## Set problem
Write out every entry word for word.

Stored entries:

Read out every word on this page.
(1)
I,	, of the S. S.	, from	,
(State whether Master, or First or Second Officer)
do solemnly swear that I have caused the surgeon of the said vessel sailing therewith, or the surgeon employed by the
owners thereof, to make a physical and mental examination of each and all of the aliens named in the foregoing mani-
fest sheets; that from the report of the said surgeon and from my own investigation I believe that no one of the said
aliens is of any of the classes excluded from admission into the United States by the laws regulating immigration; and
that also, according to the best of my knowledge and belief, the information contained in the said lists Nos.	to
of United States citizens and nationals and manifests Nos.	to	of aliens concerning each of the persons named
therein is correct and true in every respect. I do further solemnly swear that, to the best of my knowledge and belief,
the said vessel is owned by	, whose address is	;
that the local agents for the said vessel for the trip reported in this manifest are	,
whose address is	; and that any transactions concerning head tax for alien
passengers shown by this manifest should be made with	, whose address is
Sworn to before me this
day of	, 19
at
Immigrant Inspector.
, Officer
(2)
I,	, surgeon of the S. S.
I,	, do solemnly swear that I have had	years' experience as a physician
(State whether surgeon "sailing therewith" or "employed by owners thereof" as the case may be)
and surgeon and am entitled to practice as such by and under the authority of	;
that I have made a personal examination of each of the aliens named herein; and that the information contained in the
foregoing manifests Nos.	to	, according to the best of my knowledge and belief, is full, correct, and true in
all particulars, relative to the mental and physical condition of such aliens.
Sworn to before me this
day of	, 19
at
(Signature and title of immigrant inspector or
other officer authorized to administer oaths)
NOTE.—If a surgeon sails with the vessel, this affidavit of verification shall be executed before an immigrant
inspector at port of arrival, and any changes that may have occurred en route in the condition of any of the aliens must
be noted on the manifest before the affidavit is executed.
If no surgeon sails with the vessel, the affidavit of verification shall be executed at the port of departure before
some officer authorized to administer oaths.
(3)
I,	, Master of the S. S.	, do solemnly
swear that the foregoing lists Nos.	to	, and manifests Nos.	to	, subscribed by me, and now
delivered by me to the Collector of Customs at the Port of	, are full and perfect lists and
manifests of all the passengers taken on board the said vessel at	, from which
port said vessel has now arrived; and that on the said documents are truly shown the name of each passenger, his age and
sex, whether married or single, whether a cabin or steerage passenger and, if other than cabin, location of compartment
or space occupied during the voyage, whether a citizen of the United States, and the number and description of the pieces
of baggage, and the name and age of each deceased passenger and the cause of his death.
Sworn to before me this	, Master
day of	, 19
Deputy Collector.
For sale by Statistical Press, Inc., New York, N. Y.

## Final answer
Read out every word on this page.
(1)
I,	, of the S. S.	, from	,
(State whether Master, or First or Second Officer)
do solemnly swear that I have caused the surgeon of the said vessel sailing therewith, or the surgeon employed by the
owners thereof, to make a physical and mental examination of each and all of the aliens named in the foregoing mani-
fest sheets; that from the report of the said surgeon and from my own investigation I believe that no one of the said
aliens is of any of the classes excluded from admission into the United States by the laws regulating immigration; and
that also, according to the best of my knowledge and belief, the information contained in the said lists Nos.	to
of United States citizens and nationals and manifests Nos.	to	of aliens concerning each of the persons named
therein is correct and true in every respect. I do further solemnly swear that, to the best of my knowledge and belief,
the said vessel is owned by	, whose address is	;
that the local agents for the said vessel for the trip reported in this manifest are	,
whose address is	; and that any transactions concerning head tax for alien
passengers shown by this manifest should be made with	, whose address is
Sworn to before me this
day of	, 19
at
Immigrant Inspector.
, Officer
(2)
I,	, surgeon of the S. S.
I,	, do solemnly swear that I have had	years' experience as a physician
(State whether surgeon "sailing therewith" or "employed by owners thereof" as the case may be)
and surgeon and am entitled to practice as such by and under the authority of	;
that I have made a personal examination of each of the aliens named herein; and that the information contained in the
foregoing manifests Nos.	to	, according to the best of my knowledge and belief, is full, correct, and true in
all particulars, relative to the mental and physical condition of such aliens.
Sworn to before me this
day of	, 19
at
(Signature and title of immigrant inspector or
other officer authorized to administer oaths)
NOTE.—If a surgeon sails with the vessel, this affidavit of verification shall be executed before an immigrant
inspector at port of arrival, and any changes that may have occurred en route in the condition of any of the aliens must
be noted on the manifest before the affidavit is executed.
If no surgeon sails with the vessel, the affidavit of verification shall be executed at the port of departure before
some officer authorized to administer oaths.
(3)
I,	, Master of the S. S.	, do solemnly
swear that the foregoing lists Nos.	to	, and manifests Nos.	to	, subscribed by me, and now
delivered by me to the Collector of Customs at the Port of	, are full and perfect lists and
manifests of all the passengers taken on board the said vessel at	, from which
port said vessel has now arrived; and that on the said documents are truly shown the name of each passenger, his age and
sex, whether married or single, whether a cabin or steerage passenger and, if other than cabin, location of compartment
or space occupied during the voyage, whether a citizen of the United States, and the number and description of the pieces
of baggage, and the name and age of each deceased passenger and the cause of his death.
Sworn to before me this	, Master
day of	, 19
Deputy Collector.
For sale by Statistical Press, Inc., New York, N. Y.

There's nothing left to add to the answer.